> _Stated goal_: Using the data below, copy every line that contains the word "this".

☆ ☆ ☆ ☆

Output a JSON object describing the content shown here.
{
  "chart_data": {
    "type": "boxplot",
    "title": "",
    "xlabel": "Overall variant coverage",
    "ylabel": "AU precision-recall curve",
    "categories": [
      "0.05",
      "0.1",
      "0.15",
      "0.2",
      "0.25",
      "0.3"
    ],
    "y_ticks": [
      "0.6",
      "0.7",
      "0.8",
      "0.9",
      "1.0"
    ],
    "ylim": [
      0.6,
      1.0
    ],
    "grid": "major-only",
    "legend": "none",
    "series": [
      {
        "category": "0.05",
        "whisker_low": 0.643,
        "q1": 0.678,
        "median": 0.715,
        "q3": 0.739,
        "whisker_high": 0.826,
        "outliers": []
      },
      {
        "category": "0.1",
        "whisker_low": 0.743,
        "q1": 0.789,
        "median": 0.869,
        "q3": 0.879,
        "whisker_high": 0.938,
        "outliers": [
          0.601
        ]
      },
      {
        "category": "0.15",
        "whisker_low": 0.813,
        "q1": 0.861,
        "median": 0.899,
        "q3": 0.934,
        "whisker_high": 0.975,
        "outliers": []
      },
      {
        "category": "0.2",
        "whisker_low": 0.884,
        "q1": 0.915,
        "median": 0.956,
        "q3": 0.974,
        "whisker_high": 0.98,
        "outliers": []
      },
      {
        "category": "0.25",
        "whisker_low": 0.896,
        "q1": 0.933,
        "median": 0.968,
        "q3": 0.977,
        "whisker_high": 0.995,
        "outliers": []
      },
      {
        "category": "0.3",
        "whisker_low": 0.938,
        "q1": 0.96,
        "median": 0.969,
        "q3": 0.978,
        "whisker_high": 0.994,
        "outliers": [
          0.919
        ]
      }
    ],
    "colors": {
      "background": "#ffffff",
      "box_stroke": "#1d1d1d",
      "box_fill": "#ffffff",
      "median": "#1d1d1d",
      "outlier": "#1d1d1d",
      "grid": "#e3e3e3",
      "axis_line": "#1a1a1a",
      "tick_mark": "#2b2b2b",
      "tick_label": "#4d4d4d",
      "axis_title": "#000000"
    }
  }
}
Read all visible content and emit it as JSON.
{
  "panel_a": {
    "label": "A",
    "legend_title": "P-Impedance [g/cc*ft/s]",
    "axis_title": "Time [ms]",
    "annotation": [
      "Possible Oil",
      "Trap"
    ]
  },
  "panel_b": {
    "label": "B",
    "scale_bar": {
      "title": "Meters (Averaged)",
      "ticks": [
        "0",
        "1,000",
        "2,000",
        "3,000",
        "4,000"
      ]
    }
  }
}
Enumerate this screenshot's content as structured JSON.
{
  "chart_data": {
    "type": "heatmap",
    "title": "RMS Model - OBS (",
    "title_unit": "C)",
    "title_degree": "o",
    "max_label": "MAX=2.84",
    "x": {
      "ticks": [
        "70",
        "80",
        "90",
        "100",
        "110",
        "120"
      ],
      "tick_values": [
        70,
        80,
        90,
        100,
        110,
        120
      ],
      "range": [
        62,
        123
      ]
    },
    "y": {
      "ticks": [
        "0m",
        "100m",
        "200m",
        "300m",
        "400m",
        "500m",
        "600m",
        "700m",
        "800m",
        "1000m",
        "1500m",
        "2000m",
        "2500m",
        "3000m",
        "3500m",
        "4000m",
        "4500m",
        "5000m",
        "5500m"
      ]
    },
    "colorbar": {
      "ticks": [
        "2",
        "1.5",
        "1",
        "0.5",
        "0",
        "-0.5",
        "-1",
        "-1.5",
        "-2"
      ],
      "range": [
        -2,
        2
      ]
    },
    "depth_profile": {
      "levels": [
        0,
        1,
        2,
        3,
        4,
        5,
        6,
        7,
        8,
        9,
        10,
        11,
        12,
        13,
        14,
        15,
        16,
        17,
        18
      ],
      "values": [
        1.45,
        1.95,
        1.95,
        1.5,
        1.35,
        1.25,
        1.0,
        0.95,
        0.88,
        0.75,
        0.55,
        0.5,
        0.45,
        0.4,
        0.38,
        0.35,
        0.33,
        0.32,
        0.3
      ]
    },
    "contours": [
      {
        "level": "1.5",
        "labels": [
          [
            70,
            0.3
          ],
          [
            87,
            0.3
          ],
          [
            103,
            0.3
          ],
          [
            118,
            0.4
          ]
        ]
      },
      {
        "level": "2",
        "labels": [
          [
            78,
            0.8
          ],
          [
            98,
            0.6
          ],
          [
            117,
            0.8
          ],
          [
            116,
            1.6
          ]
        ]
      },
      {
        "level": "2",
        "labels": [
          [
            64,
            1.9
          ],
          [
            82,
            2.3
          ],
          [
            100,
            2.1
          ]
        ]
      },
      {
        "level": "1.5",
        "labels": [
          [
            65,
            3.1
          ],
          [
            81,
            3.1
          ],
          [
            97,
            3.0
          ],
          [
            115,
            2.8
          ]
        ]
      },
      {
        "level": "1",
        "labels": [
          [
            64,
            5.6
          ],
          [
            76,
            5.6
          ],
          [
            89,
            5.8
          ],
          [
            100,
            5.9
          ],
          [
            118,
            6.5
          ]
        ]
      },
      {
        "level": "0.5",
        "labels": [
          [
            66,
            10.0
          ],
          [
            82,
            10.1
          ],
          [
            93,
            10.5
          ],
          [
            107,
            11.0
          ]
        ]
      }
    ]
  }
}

☆ ☆ ☆ ☆

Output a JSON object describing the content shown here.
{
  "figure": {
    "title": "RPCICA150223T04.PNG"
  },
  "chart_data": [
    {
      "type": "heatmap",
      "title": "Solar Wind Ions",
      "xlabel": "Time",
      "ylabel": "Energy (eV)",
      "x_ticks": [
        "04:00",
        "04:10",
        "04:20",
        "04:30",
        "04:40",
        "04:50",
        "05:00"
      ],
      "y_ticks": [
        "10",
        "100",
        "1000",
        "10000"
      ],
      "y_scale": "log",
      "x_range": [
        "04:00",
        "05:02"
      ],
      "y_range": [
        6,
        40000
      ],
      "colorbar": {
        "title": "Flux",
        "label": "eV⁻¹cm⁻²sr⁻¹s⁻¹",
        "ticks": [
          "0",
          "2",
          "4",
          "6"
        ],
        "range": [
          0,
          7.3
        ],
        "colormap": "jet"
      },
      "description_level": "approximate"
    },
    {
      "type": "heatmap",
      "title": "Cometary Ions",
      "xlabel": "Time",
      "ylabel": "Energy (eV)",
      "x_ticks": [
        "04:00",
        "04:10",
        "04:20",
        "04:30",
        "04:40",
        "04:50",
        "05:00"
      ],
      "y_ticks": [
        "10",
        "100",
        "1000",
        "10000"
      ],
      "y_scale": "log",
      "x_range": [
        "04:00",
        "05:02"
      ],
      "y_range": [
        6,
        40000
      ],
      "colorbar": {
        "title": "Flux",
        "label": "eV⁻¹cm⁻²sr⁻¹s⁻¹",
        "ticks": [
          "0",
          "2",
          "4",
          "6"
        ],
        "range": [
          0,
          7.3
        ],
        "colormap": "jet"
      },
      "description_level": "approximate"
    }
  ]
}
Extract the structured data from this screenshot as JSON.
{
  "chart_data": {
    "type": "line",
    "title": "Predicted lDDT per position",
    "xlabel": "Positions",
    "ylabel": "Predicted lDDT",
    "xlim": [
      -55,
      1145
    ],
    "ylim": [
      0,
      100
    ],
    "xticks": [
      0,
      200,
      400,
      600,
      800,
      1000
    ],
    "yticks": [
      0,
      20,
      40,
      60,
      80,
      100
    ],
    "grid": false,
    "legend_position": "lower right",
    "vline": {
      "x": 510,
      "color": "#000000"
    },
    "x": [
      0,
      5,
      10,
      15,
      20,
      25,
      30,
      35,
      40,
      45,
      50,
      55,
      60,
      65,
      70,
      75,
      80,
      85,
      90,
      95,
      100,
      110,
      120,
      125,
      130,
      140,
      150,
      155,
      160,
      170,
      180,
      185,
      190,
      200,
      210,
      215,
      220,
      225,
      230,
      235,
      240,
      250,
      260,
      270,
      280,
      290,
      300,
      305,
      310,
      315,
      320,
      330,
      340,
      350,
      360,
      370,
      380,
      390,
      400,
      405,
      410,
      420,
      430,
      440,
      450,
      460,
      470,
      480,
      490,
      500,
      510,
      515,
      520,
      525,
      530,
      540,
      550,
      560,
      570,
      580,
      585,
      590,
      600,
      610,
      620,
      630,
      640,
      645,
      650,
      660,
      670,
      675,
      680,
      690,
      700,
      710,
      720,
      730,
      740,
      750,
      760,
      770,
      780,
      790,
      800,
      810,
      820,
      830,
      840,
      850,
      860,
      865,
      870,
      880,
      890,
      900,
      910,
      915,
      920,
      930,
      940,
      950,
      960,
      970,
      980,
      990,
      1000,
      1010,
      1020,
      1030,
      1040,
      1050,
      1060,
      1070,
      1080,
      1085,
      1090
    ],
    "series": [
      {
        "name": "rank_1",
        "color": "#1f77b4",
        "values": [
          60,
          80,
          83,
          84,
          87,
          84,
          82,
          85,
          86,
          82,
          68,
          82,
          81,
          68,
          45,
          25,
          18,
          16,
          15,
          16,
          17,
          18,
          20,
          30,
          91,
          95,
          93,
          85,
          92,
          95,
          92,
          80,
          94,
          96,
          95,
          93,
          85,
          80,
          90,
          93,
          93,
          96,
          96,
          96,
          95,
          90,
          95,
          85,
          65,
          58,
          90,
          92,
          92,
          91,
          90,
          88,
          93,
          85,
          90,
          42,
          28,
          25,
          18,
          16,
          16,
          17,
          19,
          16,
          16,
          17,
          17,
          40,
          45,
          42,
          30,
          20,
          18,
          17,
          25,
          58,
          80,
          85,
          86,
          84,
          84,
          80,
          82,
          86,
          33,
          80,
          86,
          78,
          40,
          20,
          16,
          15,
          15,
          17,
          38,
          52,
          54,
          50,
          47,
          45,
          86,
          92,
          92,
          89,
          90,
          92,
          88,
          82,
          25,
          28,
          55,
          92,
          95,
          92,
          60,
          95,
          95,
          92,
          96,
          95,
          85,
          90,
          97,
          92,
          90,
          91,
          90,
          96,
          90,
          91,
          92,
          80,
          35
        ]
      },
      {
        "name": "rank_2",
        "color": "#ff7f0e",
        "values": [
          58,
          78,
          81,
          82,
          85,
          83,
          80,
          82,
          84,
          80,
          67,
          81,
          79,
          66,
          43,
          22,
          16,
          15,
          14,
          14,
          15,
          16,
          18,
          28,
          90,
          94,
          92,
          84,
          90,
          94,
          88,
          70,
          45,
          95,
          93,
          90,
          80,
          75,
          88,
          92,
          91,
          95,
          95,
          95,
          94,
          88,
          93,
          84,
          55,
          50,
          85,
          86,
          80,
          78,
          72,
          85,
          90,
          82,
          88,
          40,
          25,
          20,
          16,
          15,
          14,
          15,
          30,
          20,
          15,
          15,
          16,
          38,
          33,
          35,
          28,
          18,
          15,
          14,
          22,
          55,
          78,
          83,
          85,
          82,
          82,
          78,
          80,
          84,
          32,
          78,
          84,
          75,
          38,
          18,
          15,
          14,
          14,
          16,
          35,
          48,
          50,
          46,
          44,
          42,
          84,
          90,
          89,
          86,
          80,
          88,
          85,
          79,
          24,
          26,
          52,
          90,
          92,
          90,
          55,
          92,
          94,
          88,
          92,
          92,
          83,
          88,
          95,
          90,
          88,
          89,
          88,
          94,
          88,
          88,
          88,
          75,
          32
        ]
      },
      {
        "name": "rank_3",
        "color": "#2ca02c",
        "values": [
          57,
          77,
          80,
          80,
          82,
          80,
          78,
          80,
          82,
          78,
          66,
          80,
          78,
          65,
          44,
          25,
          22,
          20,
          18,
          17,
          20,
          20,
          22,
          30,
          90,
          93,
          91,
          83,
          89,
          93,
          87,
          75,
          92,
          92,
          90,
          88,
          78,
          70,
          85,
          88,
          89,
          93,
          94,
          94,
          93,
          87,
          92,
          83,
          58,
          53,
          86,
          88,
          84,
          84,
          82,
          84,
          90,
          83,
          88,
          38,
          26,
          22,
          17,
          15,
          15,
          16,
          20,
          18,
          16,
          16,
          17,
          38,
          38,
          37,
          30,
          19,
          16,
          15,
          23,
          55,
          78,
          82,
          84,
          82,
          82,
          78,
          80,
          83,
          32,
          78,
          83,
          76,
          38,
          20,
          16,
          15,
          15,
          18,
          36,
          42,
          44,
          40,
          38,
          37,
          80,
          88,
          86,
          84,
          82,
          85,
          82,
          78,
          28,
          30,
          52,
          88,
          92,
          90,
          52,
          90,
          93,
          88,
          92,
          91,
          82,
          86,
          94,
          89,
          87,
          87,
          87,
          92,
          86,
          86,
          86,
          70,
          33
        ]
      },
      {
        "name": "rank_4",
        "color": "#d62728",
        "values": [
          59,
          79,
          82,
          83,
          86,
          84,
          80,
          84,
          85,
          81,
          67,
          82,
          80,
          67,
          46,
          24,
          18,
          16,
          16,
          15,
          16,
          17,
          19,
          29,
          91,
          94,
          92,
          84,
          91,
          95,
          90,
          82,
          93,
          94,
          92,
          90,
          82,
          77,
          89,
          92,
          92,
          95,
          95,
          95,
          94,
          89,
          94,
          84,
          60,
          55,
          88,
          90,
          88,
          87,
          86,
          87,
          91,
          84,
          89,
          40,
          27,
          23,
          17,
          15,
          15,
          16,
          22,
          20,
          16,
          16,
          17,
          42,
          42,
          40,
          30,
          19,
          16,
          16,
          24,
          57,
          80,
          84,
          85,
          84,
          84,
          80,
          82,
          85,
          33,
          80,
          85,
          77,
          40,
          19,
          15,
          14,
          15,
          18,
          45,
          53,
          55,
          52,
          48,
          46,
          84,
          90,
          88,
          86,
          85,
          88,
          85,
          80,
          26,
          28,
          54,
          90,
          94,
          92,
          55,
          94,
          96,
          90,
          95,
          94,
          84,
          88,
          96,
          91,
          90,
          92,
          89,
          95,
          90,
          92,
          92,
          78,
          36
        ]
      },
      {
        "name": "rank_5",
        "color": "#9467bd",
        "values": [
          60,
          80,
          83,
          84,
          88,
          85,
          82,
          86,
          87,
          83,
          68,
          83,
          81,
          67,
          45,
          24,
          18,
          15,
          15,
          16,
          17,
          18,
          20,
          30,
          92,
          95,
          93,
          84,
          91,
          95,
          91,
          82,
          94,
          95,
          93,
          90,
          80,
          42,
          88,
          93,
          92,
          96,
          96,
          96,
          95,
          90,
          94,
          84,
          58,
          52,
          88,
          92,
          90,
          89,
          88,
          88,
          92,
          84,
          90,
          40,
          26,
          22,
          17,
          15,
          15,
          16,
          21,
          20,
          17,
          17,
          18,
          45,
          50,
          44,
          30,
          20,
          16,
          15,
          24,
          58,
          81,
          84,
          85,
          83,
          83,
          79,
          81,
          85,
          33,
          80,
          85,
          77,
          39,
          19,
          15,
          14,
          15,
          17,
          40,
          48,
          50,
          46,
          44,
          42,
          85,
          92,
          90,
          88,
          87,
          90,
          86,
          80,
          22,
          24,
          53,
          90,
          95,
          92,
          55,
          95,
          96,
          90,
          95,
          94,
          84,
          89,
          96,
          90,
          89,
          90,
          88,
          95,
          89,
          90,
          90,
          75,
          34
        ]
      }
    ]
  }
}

☆ ☆ ☆ ☆

> _Final result_:
Enumerate this screenshot's content as structured JSON.
Extract the structured data from this screenshot as JSON.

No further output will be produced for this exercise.